The task
Scan the data for "label" and copy the lines it appears in.

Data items
——

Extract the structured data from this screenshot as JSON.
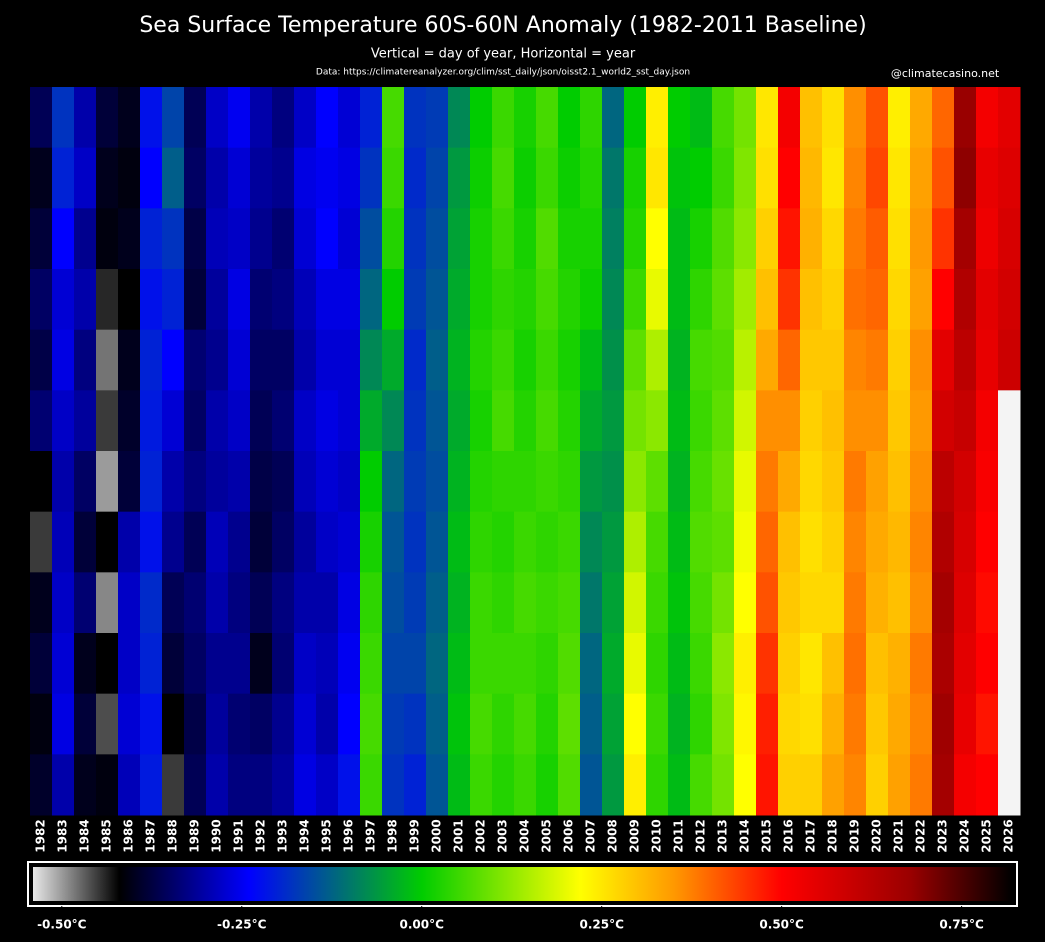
{
  "chart_data": {
    "type": "heatmap",
    "title": "Sea Surface Temperature 60S-60N Anomaly (1982-2011 Baseline)",
    "subtitle": "Vertical = day of year, Horizontal = year",
    "source": "Data: https://climatereanalyzer.org/clim/sst_daily/json/oisst2.1_world2_sst_day.json",
    "credit": "@climatecasino.net",
    "categories": [
      "1982",
      "1983",
      "1984",
      "1985",
      "1986",
      "1987",
      "1988",
      "1989",
      "1990",
      "1991",
      "1992",
      "1993",
      "1994",
      "1995",
      "1996",
      "1997",
      "1998",
      "1999",
      "2000",
      "2001",
      "2002",
      "2003",
      "2004",
      "2005",
      "2006",
      "2007",
      "2008",
      "2009",
      "2010",
      "2011",
      "2012",
      "2013",
      "2014",
      "2015",
      "2016",
      "2017",
      "2018",
      "2019",
      "2020",
      "2021",
      "2022",
      "2023",
      "2024",
      "2025",
      "2026"
    ],
    "values": [
      [
        -0.36,
        -0.4,
        -0.38,
        -0.35,
        -0.37,
        -0.34,
        -0.42,
        -0.45,
        -0.4,
        -0.38,
        -0.41,
        -0.39
      ],
      [
        -0.18,
        -0.2,
        -0.24,
        -0.27,
        -0.26,
        -0.28,
        -0.3,
        -0.29,
        -0.28,
        -0.27,
        -0.26,
        -0.3
      ],
      [
        -0.3,
        -0.28,
        -0.32,
        -0.3,
        -0.33,
        -0.31,
        -0.35,
        -0.38,
        -0.34,
        -0.4,
        -0.38,
        -0.4
      ],
      [
        -0.38,
        -0.4,
        -0.41,
        -0.44,
        -0.48,
        -0.45,
        -0.5,
        -0.42,
        -0.49,
        -0.42,
        -0.46,
        -0.41
      ],
      [
        -0.4,
        -0.41,
        -0.4,
        -0.42,
        -0.4,
        -0.39,
        -0.38,
        -0.3,
        -0.28,
        -0.28,
        -0.27,
        -0.29
      ],
      [
        -0.22,
        -0.24,
        -0.2,
        -0.22,
        -0.2,
        -0.21,
        -0.2,
        -0.22,
        -0.19,
        -0.2,
        -0.22,
        -0.21
      ],
      [
        -0.16,
        -0.13,
        -0.18,
        -0.2,
        -0.24,
        -0.27,
        -0.3,
        -0.32,
        -0.36,
        -0.38,
        -0.42,
        -0.45
      ],
      [
        -0.36,
        -0.35,
        -0.37,
        -0.38,
        -0.34,
        -0.35,
        -0.33,
        -0.36,
        -0.34,
        -0.35,
        -0.37,
        -0.36
      ],
      [
        -0.28,
        -0.3,
        -0.29,
        -0.31,
        -0.32,
        -0.3,
        -0.31,
        -0.29,
        -0.3,
        -0.32,
        -0.31,
        -0.3
      ],
      [
        -0.25,
        -0.27,
        -0.28,
        -0.26,
        -0.27,
        -0.28,
        -0.3,
        -0.32,
        -0.33,
        -0.32,
        -0.34,
        -0.33
      ],
      [
        -0.3,
        -0.31,
        -0.32,
        -0.34,
        -0.35,
        -0.36,
        -0.37,
        -0.38,
        -0.36,
        -0.4,
        -0.35,
        -0.33
      ],
      [
        -0.33,
        -0.32,
        -0.34,
        -0.33,
        -0.35,
        -0.34,
        -0.36,
        -0.35,
        -0.33,
        -0.34,
        -0.32,
        -0.31
      ],
      [
        -0.28,
        -0.26,
        -0.27,
        -0.29,
        -0.3,
        -0.28,
        -0.29,
        -0.31,
        -0.3,
        -0.28,
        -0.27,
        -0.26
      ],
      [
        -0.24,
        -0.25,
        -0.24,
        -0.26,
        -0.27,
        -0.26,
        -0.27,
        -0.28,
        -0.3,
        -0.29,
        -0.3,
        -0.28
      ],
      [
        -0.27,
        -0.26,
        -0.27,
        -0.26,
        -0.27,
        -0.27,
        -0.28,
        -0.27,
        -0.26,
        -0.25,
        -0.24,
        -0.22
      ],
      [
        -0.2,
        -0.18,
        -0.15,
        -0.12,
        -0.08,
        -0.04,
        0.0,
        0.02,
        0.04,
        0.05,
        0.06,
        0.05
      ],
      [
        0.06,
        0.05,
        0.03,
        0.0,
        -0.04,
        -0.08,
        -0.12,
        -0.14,
        -0.15,
        -0.16,
        -0.17,
        -0.18
      ],
      [
        -0.18,
        -0.19,
        -0.18,
        -0.17,
        -0.19,
        -0.18,
        -0.17,
        -0.18,
        -0.17,
        -0.16,
        -0.18,
        -0.2
      ],
      [
        -0.17,
        -0.16,
        -0.15,
        -0.14,
        -0.13,
        -0.14,
        -0.15,
        -0.14,
        -0.13,
        -0.12,
        -0.13,
        -0.14
      ],
      [
        -0.08,
        -0.06,
        -0.05,
        -0.04,
        -0.03,
        -0.04,
        -0.03,
        -0.02,
        -0.03,
        -0.02,
        -0.01,
        -0.02
      ],
      [
        0.0,
        0.01,
        0.02,
        0.02,
        0.03,
        0.02,
        0.03,
        0.04,
        0.05,
        0.05,
        0.06,
        0.05
      ],
      [
        0.05,
        0.06,
        0.05,
        0.04,
        0.05,
        0.06,
        0.04,
        0.03,
        0.04,
        0.05,
        0.04,
        0.03
      ],
      [
        0.02,
        0.01,
        0.02,
        0.03,
        0.02,
        0.03,
        0.04,
        0.05,
        0.06,
        0.05,
        0.06,
        0.05
      ],
      [
        0.06,
        0.05,
        0.07,
        0.06,
        0.05,
        0.06,
        0.05,
        0.04,
        0.05,
        0.04,
        0.03,
        0.02
      ],
      [
        0.0,
        0.01,
        0.02,
        0.03,
        0.02,
        0.03,
        0.04,
        0.05,
        0.06,
        0.07,
        0.08,
        0.07
      ],
      [
        0.04,
        0.03,
        0.02,
        0.01,
        -0.02,
        -0.04,
        -0.06,
        -0.08,
        -0.1,
        -0.12,
        -0.13,
        -0.14
      ],
      [
        -0.12,
        -0.1,
        -0.09,
        -0.08,
        -0.07,
        -0.06,
        -0.07,
        -0.06,
        -0.05,
        -0.04,
        -0.05,
        -0.06
      ],
      [
        0.0,
        0.02,
        0.03,
        0.05,
        0.08,
        0.1,
        0.12,
        0.15,
        0.18,
        0.2,
        0.22,
        0.24
      ],
      [
        0.24,
        0.25,
        0.22,
        0.2,
        0.15,
        0.12,
        0.08,
        0.06,
        0.05,
        0.04,
        0.05,
        0.04
      ],
      [
        0.0,
        -0.01,
        -0.02,
        -0.02,
        -0.03,
        -0.02,
        -0.03,
        -0.02,
        -0.01,
        -0.02,
        -0.03,
        -0.02
      ],
      [
        -0.02,
        0.0,
        0.02,
        0.04,
        0.06,
        0.05,
        0.06,
        0.07,
        0.06,
        0.05,
        0.04,
        0.06
      ],
      [
        0.06,
        0.05,
        0.07,
        0.08,
        0.07,
        0.08,
        0.09,
        0.08,
        0.1,
        0.12,
        0.11,
        0.1
      ],
      [
        0.1,
        0.11,
        0.12,
        0.14,
        0.16,
        0.18,
        0.2,
        0.21,
        0.22,
        0.24,
        0.23,
        0.22
      ],
      [
        0.25,
        0.26,
        0.28,
        0.3,
        0.33,
        0.36,
        0.38,
        0.4,
        0.42,
        0.45,
        0.47,
        0.48
      ],
      [
        0.52,
        0.5,
        0.48,
        0.45,
        0.4,
        0.36,
        0.33,
        0.3,
        0.29,
        0.28,
        0.27,
        0.28
      ],
      [
        0.3,
        0.31,
        0.32,
        0.3,
        0.29,
        0.28,
        0.27,
        0.26,
        0.27,
        0.25,
        0.26,
        0.28
      ],
      [
        0.26,
        0.25,
        0.27,
        0.28,
        0.29,
        0.3,
        0.29,
        0.28,
        0.27,
        0.3,
        0.32,
        0.34
      ],
      [
        0.36,
        0.37,
        0.38,
        0.39,
        0.37,
        0.36,
        0.38,
        0.37,
        0.38,
        0.39,
        0.38,
        0.37
      ],
      [
        0.42,
        0.43,
        0.41,
        0.4,
        0.38,
        0.36,
        0.34,
        0.33,
        0.32,
        0.3,
        0.29,
        0.28
      ],
      [
        0.24,
        0.25,
        0.26,
        0.27,
        0.28,
        0.29,
        0.3,
        0.31,
        0.3,
        0.32,
        0.33,
        0.34
      ],
      [
        0.33,
        0.34,
        0.35,
        0.34,
        0.36,
        0.35,
        0.36,
        0.37,
        0.36,
        0.38,
        0.37,
        0.38
      ],
      [
        0.4,
        0.42,
        0.45,
        0.5,
        0.55,
        0.58,
        0.62,
        0.64,
        0.66,
        0.65,
        0.67,
        0.66
      ],
      [
        0.68,
        0.69,
        0.66,
        0.64,
        0.62,
        0.6,
        0.58,
        0.57,
        0.56,
        0.55,
        0.54,
        0.52
      ],
      [
        0.52,
        0.54,
        0.53,
        0.55,
        0.54,
        0.52,
        0.51,
        0.5,
        0.49,
        0.5,
        0.48,
        0.5
      ],
      [
        0.55,
        0.56,
        0.57,
        0.58,
        0.59,
        null,
        null,
        null,
        null,
        null,
        null,
        null
      ]
    ],
    "zlim": [
      -0.54,
      0.82
    ],
    "colorscale": [
      {
        "value": -0.54,
        "color": "#e8e8e8"
      },
      {
        "value": -0.42,
        "color": "#000000"
      },
      {
        "value": -0.24,
        "color": "#0000ff"
      },
      {
        "value": 0.0,
        "color": "#00cc00"
      },
      {
        "value": 0.22,
        "color": "#ffff00"
      },
      {
        "value": 0.35,
        "color": "#ff9900"
      },
      {
        "value": 0.5,
        "color": "#ff0000"
      },
      {
        "value": 0.68,
        "color": "#990000"
      },
      {
        "value": 0.82,
        "color": "#000000"
      }
    ],
    "zticks": [
      {
        "value": -0.5,
        "label": "-0.50°C"
      },
      {
        "value": -0.25,
        "label": "-0.25°C"
      },
      {
        "value": 0,
        "label": "0.00°C"
      },
      {
        "value": 0.25,
        "label": "0.25°C"
      },
      {
        "value": 0.5,
        "label": "0.50°C"
      },
      {
        "value": 0.75,
        "label": "0.75°C"
      }
    ]
  }
}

——

Exercise result
        "label": "-0.50°C"
        "label": "-0.25°C"
        "label": "0.00°C"
        "label": "0.25°C"
        "label": "0.50°C"
        "label": "0.75°C"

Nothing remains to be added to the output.